-- begin DATA LISTING --

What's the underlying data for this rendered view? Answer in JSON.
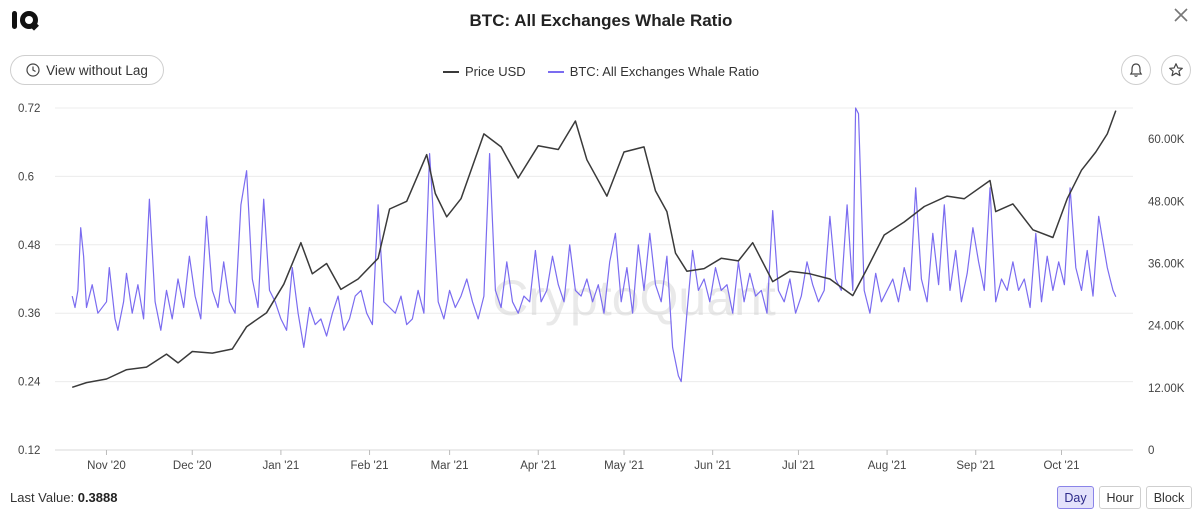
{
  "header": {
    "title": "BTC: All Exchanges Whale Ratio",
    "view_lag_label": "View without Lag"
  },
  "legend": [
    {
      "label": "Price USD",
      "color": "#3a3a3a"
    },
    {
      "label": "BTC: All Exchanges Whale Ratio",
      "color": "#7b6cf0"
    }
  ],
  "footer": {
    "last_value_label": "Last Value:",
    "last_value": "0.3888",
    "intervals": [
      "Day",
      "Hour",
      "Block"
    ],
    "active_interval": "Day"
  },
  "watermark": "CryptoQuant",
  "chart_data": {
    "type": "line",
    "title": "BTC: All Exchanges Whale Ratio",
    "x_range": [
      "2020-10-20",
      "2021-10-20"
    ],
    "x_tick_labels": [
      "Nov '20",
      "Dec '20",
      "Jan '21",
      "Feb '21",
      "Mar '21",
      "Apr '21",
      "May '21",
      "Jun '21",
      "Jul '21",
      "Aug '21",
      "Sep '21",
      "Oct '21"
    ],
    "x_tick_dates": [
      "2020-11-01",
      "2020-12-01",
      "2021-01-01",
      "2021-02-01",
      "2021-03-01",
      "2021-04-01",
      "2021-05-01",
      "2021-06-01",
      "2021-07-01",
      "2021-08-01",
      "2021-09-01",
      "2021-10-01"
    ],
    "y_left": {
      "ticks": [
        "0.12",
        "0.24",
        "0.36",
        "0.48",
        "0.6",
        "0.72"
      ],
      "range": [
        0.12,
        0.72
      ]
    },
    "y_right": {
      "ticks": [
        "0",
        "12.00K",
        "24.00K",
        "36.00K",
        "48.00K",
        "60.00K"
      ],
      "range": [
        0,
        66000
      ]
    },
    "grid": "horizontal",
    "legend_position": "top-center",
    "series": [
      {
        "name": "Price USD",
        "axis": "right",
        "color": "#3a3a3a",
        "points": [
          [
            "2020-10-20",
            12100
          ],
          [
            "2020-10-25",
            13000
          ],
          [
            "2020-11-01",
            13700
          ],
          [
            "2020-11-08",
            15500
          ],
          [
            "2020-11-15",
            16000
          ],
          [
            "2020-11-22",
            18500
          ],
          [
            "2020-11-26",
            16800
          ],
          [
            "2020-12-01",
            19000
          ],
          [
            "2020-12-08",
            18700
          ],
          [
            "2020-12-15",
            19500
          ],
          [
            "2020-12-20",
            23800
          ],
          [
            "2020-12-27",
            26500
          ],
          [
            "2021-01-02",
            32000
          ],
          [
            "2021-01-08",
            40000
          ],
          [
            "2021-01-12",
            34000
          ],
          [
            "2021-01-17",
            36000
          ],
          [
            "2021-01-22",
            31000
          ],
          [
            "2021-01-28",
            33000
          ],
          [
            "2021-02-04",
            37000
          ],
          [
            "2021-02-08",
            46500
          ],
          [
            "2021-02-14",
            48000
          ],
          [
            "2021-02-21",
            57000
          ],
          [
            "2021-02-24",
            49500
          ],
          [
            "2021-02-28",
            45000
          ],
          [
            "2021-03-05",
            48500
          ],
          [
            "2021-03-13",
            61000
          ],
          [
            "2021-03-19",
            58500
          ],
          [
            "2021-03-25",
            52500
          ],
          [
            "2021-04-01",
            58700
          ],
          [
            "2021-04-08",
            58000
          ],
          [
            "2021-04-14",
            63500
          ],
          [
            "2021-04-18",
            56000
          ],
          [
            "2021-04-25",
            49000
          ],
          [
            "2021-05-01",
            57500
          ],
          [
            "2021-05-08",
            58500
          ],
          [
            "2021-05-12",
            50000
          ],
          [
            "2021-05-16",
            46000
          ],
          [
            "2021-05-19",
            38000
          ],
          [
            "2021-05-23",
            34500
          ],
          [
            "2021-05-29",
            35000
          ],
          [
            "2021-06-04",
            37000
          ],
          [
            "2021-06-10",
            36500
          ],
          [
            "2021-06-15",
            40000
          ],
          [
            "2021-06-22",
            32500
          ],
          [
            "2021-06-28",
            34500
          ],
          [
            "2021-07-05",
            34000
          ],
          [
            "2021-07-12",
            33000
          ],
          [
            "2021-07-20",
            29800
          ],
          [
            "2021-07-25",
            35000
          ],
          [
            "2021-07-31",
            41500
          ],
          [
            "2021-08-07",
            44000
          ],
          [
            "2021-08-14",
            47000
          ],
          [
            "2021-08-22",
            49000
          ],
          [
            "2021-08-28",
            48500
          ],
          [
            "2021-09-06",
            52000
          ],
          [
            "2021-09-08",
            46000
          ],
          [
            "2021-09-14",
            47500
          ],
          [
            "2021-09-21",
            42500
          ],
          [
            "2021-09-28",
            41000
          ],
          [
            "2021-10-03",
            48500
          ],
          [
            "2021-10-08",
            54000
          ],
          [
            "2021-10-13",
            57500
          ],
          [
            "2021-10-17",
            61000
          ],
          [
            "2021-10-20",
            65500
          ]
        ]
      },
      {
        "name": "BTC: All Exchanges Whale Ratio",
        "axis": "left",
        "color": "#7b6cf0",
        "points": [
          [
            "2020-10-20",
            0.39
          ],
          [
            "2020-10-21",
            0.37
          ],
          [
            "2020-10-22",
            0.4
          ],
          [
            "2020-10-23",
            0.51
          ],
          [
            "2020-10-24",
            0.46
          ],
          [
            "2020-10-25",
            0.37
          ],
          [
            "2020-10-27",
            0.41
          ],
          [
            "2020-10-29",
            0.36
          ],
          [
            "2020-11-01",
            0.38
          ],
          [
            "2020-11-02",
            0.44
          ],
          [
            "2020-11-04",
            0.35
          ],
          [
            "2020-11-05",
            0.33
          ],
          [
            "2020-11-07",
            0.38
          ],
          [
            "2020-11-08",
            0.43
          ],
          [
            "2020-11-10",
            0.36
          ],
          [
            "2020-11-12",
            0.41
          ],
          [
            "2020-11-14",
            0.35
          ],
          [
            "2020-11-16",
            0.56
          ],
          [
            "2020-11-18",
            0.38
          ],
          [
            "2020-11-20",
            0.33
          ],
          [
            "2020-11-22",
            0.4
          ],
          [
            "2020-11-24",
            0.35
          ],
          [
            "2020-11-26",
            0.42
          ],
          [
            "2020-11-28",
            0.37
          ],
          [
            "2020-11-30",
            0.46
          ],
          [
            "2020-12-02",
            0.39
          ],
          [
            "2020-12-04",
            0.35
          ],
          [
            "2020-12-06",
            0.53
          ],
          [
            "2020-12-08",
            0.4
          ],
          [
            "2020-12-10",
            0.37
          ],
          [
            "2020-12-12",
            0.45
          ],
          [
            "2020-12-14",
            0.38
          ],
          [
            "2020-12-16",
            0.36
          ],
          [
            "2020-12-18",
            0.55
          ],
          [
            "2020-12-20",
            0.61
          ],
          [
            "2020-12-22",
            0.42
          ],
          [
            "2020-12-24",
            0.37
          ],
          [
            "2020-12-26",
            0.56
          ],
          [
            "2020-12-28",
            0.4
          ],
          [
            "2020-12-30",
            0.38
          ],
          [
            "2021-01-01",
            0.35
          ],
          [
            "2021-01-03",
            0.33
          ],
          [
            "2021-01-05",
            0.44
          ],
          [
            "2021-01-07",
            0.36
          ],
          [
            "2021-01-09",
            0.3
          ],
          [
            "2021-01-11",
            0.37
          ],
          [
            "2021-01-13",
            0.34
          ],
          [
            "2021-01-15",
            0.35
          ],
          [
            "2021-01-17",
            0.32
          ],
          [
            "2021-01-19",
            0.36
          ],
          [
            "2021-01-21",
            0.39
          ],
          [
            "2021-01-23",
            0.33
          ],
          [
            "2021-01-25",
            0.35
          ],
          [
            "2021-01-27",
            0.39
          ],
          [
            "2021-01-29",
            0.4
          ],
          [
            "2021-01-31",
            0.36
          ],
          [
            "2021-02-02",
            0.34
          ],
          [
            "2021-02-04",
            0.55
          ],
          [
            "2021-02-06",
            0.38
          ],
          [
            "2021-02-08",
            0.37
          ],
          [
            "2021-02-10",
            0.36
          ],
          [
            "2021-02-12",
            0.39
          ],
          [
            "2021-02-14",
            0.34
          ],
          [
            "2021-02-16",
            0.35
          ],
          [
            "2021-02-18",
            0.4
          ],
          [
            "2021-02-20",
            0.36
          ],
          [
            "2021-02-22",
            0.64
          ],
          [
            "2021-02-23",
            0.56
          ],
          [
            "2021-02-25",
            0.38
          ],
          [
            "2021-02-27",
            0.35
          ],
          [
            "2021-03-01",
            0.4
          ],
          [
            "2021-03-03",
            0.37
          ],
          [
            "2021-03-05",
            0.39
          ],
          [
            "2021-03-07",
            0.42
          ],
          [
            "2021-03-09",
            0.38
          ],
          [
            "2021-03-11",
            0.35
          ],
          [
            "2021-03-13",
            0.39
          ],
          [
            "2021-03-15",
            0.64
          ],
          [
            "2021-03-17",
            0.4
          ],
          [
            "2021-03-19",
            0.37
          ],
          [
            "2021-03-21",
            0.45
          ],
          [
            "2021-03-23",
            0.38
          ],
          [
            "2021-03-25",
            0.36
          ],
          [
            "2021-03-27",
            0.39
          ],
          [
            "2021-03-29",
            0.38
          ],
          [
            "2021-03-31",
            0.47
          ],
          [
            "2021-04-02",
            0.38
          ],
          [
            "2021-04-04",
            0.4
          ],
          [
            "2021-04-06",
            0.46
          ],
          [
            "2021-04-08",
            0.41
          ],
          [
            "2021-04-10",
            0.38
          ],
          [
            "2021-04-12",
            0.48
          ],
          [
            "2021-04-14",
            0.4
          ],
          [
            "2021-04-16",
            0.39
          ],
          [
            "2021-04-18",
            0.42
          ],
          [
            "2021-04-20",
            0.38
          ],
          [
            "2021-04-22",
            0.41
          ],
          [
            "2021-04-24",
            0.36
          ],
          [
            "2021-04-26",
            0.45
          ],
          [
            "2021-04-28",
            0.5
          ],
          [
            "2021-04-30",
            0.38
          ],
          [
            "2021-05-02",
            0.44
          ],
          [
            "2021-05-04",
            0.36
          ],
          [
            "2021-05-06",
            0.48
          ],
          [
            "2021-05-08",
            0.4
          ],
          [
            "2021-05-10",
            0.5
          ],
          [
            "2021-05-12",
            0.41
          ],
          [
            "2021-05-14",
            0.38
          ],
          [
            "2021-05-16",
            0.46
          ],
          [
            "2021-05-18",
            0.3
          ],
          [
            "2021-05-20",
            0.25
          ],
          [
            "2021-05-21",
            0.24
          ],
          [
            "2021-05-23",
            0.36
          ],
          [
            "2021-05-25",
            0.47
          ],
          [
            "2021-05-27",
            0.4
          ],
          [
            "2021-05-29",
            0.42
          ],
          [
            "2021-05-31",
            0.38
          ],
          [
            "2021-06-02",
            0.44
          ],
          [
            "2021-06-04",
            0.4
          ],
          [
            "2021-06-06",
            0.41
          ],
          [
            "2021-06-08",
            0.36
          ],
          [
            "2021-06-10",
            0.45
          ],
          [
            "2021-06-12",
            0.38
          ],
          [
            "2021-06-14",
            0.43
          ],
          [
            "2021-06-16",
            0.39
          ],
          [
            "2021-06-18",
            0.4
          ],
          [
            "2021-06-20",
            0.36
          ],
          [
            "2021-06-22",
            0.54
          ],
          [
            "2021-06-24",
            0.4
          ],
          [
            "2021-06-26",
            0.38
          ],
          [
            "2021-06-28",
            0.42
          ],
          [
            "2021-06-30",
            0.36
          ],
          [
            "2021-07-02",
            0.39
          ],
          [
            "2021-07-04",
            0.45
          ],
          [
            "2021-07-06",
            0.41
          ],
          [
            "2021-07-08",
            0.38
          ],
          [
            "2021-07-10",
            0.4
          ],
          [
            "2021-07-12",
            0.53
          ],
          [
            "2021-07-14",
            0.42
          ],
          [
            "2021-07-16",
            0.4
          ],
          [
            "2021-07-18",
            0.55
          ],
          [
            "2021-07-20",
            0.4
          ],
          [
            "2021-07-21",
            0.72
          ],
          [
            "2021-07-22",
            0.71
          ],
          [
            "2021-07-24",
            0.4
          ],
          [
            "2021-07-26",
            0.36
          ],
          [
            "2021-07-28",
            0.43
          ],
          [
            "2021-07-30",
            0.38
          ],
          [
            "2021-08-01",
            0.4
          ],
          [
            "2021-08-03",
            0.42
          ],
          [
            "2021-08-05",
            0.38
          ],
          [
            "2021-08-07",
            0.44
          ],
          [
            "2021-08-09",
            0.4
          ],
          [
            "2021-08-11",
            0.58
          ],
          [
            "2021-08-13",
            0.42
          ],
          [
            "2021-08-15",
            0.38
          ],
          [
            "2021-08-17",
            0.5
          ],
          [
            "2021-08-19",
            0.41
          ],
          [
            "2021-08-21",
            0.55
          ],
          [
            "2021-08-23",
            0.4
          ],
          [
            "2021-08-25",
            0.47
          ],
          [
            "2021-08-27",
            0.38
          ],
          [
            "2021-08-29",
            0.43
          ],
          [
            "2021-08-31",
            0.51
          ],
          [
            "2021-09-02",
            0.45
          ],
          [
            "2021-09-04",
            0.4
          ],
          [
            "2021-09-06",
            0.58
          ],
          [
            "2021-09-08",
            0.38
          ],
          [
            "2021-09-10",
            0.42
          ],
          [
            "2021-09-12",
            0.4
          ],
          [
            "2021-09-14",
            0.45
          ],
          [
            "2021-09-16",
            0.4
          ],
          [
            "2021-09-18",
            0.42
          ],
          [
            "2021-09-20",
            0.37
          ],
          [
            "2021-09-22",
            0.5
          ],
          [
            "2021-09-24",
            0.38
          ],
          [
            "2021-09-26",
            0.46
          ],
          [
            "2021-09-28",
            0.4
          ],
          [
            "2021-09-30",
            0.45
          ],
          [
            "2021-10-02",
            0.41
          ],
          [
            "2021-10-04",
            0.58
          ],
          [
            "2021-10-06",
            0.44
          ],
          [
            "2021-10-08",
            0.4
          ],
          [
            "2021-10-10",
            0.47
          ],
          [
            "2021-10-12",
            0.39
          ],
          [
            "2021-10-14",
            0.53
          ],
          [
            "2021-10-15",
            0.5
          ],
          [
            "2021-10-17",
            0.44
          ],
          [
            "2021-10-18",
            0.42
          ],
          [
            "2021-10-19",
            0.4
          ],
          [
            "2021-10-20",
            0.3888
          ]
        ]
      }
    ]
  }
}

-- end DATA LISTING --
-- begin DATA LISTING --

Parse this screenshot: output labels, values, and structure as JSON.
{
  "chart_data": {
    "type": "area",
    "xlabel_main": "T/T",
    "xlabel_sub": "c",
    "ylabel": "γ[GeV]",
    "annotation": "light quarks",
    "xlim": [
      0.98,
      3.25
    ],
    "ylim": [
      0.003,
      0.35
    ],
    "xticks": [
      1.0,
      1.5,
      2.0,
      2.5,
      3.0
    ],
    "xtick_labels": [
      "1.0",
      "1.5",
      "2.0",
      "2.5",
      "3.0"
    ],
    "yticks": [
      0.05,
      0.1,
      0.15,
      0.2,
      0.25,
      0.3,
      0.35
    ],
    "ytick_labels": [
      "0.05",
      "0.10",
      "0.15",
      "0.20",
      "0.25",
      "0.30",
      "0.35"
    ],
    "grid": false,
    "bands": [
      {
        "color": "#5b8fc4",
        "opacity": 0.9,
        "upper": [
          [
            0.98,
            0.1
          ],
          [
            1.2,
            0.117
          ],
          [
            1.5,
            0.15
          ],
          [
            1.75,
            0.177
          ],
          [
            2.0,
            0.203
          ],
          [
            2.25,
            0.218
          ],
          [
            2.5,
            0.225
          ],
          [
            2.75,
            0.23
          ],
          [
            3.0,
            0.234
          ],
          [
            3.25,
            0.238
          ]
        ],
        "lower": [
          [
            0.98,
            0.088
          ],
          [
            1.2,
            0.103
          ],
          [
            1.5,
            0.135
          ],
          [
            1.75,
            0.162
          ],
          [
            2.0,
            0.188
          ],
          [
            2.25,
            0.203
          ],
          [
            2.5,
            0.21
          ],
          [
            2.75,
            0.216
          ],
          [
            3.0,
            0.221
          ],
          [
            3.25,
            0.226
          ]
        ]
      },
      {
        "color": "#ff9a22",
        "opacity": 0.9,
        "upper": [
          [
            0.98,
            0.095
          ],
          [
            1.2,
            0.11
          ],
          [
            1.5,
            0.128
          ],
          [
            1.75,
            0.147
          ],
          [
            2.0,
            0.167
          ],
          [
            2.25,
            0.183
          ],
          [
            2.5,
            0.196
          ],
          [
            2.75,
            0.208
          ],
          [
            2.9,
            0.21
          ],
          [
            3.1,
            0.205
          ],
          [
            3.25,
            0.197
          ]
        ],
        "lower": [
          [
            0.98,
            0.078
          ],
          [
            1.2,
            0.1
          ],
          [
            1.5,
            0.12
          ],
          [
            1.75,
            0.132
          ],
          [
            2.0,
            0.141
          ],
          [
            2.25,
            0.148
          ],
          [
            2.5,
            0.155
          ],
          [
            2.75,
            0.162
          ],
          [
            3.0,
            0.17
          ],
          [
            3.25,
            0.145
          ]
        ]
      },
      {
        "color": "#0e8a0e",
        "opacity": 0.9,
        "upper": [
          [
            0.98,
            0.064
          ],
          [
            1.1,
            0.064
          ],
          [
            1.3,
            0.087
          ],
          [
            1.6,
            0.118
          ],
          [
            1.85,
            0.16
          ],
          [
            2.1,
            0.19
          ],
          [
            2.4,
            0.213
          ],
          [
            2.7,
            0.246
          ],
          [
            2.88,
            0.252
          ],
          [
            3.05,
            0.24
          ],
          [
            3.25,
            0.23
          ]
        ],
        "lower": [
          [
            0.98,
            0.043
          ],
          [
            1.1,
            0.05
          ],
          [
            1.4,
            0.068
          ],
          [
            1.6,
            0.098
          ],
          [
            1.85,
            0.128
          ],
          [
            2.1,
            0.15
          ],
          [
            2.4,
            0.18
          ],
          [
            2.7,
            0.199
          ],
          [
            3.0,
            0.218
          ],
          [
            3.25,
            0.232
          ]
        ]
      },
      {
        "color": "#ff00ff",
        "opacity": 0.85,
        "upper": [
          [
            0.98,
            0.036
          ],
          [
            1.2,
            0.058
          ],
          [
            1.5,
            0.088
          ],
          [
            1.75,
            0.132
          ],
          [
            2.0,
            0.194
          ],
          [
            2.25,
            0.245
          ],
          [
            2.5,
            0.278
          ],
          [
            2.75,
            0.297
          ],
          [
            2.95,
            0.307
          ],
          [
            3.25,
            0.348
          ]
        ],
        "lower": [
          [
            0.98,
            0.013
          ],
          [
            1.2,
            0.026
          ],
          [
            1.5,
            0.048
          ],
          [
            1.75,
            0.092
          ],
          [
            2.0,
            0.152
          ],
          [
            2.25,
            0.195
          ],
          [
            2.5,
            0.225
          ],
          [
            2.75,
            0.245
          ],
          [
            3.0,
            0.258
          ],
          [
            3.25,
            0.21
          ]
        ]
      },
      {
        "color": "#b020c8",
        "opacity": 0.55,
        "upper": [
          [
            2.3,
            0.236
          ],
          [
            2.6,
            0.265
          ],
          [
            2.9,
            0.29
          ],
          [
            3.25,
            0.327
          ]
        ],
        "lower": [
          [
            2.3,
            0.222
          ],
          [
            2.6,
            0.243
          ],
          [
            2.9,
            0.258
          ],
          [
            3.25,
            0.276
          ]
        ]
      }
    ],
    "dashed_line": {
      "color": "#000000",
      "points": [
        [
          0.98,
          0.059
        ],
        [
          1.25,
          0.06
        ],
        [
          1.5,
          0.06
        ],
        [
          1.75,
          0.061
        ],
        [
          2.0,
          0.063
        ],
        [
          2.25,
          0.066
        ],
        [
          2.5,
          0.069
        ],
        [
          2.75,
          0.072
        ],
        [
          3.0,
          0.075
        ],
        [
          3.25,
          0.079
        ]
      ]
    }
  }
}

-- end DATA LISTING --

→ EXERCISE TASK
Your answer should be a single number: how many lines in the data above include "Exchanges"?

→ COMPLETE RESPONSE
4